_DIRECTION_. Copy every line of the entries that includes the word "after".

_DATA SUPPLIED_.
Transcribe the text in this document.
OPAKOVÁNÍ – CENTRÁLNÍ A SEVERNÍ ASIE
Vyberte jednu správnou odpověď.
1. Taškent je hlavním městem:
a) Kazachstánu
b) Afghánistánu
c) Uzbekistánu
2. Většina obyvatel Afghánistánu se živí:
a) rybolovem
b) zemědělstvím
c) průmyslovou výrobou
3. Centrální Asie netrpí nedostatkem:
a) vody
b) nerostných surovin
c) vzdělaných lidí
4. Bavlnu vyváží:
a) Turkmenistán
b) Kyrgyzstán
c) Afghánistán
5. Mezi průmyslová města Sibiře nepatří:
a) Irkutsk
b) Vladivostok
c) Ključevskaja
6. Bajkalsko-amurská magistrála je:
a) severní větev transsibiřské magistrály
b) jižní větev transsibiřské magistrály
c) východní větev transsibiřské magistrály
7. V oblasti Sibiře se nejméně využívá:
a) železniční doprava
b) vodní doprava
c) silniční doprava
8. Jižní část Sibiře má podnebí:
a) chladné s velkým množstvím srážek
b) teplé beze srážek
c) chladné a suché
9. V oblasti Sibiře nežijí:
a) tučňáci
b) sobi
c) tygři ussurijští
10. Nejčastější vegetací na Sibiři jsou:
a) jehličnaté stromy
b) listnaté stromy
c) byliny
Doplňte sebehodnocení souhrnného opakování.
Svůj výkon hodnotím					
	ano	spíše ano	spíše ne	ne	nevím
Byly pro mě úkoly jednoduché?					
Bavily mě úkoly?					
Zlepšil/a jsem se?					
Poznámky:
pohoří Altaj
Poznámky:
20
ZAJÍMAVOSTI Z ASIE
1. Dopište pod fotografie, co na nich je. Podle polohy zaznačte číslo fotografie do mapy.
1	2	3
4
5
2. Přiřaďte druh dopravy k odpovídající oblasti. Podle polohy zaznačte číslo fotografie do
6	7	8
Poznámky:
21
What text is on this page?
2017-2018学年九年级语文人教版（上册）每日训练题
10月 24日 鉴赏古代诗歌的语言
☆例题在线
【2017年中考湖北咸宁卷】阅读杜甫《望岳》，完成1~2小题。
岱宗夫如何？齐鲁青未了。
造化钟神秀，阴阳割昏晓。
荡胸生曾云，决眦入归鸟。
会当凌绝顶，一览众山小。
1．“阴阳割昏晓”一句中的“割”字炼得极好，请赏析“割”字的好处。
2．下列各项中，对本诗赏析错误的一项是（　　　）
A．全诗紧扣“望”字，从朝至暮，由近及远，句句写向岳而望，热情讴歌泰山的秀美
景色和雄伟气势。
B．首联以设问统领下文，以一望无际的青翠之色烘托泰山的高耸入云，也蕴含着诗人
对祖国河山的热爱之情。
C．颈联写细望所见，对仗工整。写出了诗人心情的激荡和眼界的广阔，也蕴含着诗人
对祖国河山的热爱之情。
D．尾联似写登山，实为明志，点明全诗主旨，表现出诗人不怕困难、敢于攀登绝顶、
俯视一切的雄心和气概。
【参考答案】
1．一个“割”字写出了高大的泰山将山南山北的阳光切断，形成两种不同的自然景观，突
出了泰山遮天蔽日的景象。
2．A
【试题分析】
--
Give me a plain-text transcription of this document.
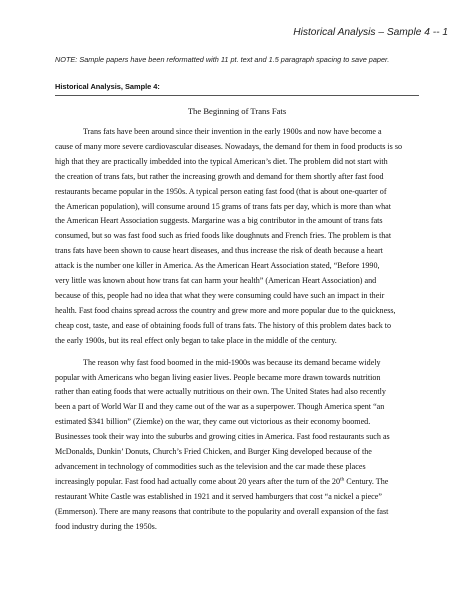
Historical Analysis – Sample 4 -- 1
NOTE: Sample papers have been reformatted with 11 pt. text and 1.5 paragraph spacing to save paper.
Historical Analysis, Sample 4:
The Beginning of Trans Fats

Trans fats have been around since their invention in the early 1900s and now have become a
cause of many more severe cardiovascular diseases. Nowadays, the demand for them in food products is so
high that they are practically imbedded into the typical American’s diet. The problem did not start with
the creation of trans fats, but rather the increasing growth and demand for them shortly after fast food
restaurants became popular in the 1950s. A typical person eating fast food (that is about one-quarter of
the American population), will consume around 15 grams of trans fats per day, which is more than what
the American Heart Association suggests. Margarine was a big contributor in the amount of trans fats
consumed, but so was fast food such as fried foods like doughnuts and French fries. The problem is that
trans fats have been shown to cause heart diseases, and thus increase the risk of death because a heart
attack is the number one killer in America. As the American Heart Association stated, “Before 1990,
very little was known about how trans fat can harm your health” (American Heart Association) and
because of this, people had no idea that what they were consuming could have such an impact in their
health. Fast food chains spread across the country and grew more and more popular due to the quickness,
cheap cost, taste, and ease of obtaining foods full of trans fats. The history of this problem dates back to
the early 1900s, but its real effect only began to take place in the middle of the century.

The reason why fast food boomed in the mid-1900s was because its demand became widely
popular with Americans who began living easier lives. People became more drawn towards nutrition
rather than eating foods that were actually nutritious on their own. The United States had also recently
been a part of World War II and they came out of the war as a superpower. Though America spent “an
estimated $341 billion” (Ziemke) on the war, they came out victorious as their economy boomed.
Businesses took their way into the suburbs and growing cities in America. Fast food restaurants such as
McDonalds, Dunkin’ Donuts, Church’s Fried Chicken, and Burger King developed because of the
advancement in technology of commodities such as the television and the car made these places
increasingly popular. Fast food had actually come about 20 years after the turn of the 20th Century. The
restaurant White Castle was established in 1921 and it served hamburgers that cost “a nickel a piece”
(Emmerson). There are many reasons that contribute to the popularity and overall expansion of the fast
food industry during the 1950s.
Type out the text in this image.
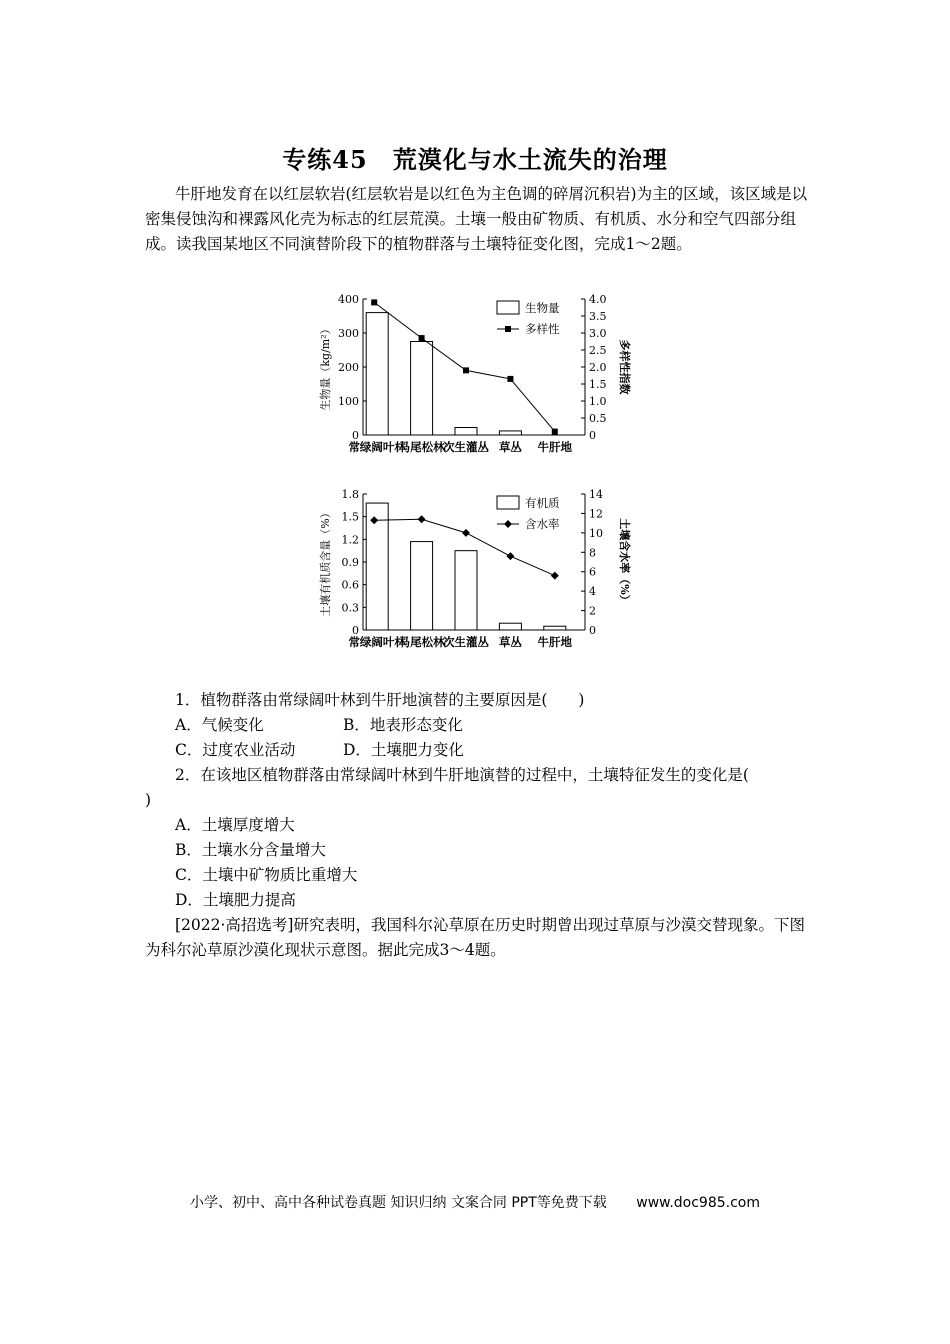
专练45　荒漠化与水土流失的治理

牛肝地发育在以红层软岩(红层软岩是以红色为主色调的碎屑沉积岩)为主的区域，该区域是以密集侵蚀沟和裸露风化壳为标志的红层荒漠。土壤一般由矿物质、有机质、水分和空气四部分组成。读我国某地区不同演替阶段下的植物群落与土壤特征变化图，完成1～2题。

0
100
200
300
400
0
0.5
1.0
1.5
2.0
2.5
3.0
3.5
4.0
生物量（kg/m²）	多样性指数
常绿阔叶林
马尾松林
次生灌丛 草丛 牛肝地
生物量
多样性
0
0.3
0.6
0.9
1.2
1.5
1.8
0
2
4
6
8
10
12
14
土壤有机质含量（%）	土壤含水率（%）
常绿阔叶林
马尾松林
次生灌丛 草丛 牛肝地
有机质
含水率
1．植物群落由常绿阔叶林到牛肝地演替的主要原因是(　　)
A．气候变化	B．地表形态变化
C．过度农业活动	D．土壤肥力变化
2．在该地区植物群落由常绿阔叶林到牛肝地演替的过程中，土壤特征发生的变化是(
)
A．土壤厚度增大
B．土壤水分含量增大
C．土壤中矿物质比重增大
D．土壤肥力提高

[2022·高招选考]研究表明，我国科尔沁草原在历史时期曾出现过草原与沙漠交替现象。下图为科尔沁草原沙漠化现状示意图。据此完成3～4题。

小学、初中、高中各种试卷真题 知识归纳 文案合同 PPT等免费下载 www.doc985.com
---
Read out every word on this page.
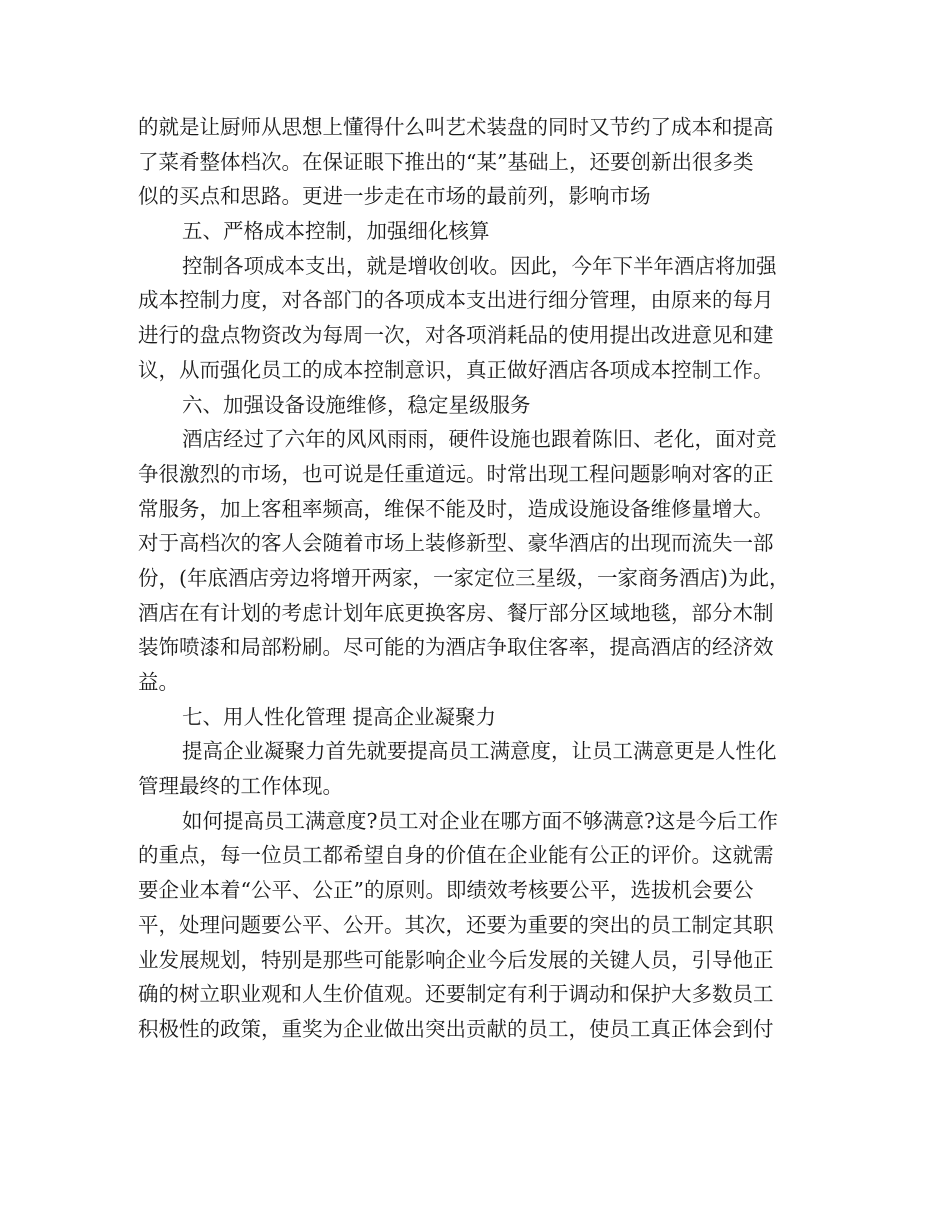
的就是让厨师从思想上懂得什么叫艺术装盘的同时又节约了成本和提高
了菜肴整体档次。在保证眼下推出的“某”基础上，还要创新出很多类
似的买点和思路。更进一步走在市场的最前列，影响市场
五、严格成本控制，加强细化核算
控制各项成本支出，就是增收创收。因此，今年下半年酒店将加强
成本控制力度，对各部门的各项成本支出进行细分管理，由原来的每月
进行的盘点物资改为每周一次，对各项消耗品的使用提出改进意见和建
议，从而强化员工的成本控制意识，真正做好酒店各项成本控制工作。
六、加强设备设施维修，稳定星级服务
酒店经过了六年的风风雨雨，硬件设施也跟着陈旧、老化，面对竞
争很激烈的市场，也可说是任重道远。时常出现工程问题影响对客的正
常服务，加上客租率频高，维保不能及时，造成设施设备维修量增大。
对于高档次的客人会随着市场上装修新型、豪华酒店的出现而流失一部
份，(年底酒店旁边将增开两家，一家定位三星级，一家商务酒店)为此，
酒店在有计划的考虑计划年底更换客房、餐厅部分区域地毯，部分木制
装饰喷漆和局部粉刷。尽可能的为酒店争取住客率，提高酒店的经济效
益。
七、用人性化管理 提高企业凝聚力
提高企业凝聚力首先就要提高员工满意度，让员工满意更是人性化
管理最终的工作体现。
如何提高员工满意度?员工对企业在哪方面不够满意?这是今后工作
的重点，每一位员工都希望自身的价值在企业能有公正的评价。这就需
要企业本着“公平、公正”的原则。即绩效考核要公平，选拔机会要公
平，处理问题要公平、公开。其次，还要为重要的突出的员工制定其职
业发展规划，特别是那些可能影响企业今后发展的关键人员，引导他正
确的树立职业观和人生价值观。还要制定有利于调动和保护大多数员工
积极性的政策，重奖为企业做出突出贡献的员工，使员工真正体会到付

_CORRECT RESPONSE_.
the creation of trans fats, but rather the increasing growth and demand for them shortly after fast food
increasingly popular. Fast food had actually come about 20 years after the turn of the 20th Century. The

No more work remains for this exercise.